[Given request] Copy each line that contains the word "alster".

╭─ Provided records

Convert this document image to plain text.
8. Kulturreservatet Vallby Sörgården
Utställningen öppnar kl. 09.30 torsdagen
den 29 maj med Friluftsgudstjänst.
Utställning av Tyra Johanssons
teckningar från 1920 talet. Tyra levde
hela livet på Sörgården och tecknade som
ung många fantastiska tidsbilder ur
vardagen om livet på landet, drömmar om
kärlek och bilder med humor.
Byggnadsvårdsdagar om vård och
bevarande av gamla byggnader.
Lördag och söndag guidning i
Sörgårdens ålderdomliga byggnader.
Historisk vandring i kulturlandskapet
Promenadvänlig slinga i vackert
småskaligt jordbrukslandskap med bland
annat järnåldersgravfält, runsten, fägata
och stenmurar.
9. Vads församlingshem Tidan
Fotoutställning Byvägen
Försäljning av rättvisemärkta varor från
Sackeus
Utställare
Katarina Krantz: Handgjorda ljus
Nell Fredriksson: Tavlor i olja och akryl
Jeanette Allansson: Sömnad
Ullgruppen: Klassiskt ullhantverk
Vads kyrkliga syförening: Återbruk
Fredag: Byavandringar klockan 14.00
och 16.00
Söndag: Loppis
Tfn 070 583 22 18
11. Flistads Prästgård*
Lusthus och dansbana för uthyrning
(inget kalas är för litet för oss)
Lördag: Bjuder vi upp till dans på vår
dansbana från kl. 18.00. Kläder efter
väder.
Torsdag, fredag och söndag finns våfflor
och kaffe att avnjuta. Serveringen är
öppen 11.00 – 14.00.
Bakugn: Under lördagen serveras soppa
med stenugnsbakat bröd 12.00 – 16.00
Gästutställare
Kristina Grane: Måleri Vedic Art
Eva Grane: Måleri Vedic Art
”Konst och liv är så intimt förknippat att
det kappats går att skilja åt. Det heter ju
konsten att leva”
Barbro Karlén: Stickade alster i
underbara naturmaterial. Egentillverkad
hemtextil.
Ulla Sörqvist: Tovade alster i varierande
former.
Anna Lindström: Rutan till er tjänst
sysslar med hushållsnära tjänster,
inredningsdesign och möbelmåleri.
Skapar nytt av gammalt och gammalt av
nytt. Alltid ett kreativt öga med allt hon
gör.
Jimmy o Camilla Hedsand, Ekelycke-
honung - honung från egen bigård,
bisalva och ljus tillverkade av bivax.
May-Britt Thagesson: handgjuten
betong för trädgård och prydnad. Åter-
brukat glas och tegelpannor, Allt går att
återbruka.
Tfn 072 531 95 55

╰─

[Written solution]
Barbro Karlén: Stickade alster i
Ulla Sörqvist: Tovade alster i varierande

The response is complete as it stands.